■ **WRITTEN EXERCISE**: Copy every line that contains the string "VACCINE" from the entries below.

━━━━━ AVAILABLE DATA ━━━━━

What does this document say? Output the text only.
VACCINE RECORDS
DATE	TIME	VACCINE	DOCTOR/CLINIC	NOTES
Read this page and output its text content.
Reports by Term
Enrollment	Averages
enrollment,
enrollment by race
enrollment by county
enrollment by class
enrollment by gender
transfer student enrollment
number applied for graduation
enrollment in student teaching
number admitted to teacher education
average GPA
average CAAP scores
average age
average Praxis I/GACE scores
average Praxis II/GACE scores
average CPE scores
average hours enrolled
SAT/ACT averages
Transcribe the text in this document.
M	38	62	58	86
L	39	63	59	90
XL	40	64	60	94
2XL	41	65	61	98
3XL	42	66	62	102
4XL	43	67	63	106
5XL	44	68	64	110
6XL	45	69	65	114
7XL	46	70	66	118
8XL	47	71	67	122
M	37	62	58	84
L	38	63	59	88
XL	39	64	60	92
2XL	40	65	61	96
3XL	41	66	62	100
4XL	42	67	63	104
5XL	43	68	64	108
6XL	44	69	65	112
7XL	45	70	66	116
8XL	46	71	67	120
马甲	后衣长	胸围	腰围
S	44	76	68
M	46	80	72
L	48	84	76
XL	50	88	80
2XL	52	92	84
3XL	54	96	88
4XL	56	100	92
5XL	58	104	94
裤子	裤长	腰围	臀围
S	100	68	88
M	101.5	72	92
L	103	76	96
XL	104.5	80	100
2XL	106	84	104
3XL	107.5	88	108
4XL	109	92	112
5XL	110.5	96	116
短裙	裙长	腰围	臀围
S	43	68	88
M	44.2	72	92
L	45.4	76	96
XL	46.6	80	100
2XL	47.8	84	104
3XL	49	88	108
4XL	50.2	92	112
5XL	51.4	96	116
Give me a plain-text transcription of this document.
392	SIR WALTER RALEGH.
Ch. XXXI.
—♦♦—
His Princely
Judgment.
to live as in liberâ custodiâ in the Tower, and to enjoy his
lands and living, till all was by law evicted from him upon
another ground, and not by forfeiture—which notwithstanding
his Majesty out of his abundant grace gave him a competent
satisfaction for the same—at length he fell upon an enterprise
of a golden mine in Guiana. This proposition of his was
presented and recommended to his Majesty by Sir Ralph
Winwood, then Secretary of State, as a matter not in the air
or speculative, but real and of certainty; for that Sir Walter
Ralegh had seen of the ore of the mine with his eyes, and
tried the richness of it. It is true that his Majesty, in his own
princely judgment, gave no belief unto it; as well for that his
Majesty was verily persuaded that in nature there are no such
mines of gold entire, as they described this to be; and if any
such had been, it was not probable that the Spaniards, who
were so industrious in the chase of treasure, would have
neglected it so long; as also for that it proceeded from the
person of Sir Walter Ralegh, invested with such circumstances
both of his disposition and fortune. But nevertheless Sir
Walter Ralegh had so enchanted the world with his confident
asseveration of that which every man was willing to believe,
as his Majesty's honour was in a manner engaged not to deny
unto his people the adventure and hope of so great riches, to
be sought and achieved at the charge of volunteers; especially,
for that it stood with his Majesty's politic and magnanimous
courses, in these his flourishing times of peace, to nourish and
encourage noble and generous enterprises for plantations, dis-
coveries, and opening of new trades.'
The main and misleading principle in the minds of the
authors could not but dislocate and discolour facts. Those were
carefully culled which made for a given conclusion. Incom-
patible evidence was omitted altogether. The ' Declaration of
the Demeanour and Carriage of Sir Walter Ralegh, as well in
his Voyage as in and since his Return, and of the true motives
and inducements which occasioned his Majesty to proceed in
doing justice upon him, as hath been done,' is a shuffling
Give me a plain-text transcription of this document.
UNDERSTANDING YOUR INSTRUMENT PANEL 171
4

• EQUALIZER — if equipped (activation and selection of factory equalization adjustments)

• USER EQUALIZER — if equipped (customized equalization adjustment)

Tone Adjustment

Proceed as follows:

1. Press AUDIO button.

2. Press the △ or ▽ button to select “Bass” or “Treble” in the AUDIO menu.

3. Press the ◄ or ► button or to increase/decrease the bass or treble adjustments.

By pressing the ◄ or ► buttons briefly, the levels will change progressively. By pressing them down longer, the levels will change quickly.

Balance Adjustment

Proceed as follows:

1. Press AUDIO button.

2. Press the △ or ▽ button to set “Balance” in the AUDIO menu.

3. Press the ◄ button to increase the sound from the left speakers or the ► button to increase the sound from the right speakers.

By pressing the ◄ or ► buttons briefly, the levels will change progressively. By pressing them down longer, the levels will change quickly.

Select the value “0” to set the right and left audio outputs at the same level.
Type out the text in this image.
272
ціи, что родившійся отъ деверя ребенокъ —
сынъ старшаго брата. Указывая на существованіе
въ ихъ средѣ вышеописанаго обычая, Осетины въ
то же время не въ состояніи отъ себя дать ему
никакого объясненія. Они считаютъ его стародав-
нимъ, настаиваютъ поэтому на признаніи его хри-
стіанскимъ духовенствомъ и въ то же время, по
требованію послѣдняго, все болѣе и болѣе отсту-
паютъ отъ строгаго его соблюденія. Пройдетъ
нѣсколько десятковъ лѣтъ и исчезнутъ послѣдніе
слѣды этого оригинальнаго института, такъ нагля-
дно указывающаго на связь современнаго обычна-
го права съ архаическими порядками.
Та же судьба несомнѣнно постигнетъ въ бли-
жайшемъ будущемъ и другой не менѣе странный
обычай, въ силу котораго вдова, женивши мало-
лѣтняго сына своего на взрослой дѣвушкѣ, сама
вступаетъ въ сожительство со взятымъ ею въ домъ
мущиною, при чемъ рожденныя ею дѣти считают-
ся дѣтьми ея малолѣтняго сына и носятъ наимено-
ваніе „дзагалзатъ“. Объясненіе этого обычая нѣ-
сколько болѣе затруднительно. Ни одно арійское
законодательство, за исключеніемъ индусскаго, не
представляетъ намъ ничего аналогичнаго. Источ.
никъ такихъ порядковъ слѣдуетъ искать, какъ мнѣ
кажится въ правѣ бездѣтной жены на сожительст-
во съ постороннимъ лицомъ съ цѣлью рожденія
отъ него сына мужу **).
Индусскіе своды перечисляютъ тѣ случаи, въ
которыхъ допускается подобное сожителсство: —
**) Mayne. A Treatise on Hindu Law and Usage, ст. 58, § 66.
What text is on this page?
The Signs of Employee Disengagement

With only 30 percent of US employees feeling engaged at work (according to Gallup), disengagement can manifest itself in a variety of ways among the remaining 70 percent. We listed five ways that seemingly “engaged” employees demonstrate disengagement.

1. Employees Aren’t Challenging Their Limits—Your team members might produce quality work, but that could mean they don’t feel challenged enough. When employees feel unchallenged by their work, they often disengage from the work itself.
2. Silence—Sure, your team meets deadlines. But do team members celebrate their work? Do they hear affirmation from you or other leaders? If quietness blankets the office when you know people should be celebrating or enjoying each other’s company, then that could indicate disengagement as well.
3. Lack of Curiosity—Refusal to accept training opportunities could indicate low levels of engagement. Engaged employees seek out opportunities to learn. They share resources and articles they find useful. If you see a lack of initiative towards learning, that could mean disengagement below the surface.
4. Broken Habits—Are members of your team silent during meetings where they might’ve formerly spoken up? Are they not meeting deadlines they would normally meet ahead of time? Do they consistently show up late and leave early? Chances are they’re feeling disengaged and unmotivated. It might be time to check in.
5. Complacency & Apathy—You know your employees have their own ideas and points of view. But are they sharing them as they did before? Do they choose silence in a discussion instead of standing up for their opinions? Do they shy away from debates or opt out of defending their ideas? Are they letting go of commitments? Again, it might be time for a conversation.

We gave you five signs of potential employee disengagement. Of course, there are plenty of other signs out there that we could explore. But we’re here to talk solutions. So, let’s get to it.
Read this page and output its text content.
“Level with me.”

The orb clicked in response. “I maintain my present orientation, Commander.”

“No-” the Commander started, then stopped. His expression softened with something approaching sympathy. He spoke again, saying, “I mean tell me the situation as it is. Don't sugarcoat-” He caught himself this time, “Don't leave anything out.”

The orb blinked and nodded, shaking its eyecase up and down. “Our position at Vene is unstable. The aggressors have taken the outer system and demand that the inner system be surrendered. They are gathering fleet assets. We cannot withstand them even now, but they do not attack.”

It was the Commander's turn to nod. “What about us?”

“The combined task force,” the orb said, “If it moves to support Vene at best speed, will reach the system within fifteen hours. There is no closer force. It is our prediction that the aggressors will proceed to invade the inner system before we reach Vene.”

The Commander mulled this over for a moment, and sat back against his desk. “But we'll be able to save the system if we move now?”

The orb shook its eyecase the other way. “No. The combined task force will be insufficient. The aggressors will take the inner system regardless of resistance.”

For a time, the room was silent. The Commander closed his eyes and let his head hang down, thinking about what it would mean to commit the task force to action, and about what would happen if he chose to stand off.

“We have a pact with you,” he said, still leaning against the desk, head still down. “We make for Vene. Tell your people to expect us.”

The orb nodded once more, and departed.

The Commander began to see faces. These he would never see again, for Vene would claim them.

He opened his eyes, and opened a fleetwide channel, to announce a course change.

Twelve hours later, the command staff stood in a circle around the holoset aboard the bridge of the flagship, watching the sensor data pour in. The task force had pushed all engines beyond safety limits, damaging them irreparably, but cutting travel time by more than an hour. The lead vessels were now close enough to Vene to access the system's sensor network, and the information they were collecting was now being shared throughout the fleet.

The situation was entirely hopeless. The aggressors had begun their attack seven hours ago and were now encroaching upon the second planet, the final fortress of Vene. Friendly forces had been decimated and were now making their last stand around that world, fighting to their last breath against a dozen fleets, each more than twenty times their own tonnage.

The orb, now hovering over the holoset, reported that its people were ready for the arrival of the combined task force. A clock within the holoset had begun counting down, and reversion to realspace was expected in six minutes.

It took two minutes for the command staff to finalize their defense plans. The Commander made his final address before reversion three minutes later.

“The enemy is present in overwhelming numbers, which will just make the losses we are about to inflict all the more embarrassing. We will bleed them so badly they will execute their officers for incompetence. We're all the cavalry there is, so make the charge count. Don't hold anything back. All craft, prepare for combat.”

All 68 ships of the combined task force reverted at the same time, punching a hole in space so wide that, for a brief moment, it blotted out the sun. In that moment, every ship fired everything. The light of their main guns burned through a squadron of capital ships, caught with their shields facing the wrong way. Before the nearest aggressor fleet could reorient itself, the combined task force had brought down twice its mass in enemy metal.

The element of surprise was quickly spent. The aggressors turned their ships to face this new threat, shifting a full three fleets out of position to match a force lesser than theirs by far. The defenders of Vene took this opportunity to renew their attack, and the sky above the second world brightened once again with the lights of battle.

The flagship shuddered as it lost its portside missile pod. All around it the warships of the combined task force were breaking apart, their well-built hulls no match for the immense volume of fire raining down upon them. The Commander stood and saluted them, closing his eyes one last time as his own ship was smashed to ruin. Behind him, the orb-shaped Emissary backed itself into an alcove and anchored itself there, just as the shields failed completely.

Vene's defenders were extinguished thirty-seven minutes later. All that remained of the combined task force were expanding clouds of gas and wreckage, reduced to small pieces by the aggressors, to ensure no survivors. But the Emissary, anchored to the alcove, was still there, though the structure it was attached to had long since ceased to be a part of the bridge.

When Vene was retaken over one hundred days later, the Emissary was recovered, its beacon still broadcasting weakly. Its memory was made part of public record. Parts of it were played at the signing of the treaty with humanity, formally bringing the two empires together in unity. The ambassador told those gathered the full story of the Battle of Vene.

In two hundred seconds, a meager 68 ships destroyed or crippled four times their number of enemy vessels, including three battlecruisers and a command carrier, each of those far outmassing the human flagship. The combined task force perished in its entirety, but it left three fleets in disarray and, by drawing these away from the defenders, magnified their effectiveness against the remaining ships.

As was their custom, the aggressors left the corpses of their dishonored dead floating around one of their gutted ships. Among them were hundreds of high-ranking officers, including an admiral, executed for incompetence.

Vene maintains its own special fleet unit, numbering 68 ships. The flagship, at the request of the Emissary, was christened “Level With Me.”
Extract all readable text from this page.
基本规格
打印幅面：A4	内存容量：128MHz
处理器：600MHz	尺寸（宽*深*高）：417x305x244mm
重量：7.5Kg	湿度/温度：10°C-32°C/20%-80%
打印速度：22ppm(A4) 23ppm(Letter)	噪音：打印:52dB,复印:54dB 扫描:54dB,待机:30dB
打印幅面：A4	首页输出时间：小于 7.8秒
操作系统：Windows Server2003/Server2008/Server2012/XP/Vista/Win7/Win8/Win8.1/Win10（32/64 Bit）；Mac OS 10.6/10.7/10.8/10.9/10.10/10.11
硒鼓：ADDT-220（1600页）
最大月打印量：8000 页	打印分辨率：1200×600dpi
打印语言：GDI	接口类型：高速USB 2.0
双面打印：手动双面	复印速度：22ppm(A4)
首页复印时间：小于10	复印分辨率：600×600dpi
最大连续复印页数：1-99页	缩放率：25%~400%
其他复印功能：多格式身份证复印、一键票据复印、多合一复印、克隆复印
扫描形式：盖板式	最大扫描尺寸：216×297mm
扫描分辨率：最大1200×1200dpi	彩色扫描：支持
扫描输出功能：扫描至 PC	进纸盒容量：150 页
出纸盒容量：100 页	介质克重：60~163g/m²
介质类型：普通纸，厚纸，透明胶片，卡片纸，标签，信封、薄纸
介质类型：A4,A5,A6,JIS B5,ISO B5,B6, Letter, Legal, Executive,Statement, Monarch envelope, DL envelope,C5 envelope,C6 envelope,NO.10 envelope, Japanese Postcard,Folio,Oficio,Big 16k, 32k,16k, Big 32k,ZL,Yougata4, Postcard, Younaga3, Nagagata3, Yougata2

━━━━━

■ **COMPLETE RESPONSE**:
VACCINE RECORDS
DATE	TIME	VACCINE	DOCTOR/CLINIC	NOTES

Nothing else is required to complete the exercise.